**RECORDS FOR PROCESSING**
** BEGIN **
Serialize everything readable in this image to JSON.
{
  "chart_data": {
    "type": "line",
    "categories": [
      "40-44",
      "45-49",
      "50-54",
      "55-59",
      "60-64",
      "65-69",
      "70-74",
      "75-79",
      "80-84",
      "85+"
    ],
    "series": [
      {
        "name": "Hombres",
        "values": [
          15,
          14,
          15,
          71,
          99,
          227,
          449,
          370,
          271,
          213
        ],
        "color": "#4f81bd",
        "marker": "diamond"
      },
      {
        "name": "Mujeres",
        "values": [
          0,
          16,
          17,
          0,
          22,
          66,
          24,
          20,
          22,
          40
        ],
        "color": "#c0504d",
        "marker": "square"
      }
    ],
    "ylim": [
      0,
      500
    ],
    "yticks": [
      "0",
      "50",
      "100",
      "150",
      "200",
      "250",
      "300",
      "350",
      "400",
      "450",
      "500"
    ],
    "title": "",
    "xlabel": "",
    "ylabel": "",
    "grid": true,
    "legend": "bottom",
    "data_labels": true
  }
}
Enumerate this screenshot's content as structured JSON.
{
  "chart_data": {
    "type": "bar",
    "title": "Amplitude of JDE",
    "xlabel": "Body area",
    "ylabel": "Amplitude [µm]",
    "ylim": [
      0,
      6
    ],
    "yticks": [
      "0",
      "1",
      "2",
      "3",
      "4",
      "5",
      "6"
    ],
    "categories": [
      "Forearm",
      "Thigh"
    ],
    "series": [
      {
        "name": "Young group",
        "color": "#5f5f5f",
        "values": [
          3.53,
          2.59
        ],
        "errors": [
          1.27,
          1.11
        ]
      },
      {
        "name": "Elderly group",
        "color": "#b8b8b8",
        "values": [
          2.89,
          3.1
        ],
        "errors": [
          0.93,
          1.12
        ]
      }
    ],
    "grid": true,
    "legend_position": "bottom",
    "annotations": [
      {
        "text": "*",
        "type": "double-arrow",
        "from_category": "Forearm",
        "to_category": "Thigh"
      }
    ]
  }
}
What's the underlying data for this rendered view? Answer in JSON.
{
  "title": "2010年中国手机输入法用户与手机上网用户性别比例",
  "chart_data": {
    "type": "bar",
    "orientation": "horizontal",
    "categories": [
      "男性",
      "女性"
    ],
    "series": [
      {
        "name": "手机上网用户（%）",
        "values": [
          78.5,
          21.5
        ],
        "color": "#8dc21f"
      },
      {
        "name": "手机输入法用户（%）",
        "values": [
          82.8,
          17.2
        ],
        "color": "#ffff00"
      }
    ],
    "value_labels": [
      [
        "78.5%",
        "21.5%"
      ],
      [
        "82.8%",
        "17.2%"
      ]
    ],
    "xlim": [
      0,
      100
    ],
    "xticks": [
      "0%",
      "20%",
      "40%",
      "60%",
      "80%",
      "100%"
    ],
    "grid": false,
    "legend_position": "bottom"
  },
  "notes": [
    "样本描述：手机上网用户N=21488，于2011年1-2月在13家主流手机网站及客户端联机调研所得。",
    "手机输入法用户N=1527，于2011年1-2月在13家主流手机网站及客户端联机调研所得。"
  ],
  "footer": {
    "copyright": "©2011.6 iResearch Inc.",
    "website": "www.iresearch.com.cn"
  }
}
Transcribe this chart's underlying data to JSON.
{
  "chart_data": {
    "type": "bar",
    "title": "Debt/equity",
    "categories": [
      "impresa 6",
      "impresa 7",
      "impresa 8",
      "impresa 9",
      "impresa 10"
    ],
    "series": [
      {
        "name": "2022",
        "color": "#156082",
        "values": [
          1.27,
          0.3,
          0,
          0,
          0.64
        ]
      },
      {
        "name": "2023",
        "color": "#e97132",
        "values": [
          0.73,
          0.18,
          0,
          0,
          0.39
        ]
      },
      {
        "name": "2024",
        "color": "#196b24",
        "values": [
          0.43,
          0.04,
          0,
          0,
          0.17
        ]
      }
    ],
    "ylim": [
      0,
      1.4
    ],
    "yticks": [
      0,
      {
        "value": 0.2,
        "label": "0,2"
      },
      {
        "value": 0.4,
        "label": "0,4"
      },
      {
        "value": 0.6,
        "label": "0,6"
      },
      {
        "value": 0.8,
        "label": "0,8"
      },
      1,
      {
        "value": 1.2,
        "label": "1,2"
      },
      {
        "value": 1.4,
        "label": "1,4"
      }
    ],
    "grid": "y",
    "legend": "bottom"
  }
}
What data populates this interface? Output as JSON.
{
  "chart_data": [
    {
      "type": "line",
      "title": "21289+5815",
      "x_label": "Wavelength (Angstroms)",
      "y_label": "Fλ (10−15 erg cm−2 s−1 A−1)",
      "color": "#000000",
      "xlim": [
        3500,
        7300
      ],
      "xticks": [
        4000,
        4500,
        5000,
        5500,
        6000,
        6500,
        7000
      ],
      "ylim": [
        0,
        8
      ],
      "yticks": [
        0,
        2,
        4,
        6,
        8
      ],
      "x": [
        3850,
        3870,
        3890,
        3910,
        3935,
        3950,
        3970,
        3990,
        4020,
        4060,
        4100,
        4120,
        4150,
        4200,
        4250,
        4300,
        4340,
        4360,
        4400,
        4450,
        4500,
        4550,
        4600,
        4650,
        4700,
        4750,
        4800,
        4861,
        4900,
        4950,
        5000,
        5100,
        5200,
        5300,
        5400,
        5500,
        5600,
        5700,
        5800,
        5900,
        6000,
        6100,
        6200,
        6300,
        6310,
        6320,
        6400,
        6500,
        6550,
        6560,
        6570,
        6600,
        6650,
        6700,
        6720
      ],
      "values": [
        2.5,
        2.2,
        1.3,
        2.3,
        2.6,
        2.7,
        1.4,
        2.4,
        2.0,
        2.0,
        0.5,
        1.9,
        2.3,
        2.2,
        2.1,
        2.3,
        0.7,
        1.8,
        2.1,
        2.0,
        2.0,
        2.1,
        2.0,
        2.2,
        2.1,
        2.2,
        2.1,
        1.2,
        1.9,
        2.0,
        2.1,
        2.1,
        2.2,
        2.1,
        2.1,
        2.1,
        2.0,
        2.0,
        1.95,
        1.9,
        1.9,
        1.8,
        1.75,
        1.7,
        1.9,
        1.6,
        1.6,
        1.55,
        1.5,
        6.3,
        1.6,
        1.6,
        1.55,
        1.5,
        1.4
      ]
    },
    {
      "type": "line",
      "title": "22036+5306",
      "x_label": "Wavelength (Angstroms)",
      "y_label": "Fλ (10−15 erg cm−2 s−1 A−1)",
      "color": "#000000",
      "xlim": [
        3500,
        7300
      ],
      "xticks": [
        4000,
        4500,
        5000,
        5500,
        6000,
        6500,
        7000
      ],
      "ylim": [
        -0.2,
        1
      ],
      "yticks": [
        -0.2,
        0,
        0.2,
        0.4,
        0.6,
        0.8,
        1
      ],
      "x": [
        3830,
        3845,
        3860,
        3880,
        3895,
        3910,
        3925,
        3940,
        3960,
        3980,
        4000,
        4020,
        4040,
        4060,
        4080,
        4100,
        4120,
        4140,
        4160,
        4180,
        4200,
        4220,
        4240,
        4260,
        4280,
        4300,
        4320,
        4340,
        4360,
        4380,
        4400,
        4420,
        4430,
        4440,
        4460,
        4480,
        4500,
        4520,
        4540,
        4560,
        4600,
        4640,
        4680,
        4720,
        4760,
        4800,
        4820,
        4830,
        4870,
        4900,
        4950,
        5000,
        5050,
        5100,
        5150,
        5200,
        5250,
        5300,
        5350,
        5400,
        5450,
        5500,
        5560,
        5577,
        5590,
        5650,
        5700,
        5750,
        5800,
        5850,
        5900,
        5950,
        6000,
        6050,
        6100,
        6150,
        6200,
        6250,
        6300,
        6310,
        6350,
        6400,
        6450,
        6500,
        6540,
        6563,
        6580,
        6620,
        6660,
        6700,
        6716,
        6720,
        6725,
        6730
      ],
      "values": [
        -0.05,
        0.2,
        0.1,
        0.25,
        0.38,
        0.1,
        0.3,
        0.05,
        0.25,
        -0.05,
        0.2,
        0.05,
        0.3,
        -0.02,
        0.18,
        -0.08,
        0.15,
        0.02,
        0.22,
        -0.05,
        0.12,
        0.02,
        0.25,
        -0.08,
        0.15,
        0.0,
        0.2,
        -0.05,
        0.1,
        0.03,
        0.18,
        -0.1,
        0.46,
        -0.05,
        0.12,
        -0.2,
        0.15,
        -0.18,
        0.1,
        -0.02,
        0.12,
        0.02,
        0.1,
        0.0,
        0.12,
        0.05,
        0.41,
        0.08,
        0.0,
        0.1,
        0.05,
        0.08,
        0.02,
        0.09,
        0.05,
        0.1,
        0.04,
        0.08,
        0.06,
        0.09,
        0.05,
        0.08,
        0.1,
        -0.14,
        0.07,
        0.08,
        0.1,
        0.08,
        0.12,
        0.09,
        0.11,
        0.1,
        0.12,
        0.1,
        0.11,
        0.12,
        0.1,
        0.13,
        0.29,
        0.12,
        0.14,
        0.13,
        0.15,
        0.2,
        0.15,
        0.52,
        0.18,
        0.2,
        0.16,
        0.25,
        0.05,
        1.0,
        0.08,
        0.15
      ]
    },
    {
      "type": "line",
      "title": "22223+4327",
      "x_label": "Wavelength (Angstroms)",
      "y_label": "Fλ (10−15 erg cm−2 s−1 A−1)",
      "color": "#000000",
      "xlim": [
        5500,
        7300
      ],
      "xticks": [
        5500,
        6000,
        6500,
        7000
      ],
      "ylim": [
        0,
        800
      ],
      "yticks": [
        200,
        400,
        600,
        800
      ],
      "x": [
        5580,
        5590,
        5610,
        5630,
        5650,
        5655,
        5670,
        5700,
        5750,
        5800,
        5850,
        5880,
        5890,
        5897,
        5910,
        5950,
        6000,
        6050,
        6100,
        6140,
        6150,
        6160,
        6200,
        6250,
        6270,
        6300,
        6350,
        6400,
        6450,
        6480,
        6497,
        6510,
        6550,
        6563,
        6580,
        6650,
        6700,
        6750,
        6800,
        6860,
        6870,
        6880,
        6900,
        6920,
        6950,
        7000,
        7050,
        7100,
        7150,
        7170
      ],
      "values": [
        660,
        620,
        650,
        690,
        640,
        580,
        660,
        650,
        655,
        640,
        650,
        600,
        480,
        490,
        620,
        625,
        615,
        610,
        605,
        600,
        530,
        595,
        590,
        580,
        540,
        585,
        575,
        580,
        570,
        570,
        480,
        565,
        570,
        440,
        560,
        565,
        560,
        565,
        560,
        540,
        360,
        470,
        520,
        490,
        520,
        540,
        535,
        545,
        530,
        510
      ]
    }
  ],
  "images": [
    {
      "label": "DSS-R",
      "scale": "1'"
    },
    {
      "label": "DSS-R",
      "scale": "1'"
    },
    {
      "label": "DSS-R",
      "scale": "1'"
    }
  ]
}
** END **
**CHALLENGE**
From the data above, work out how many lines hold "color". Answer with the number alone.

**RESULT OF THE TASK**
12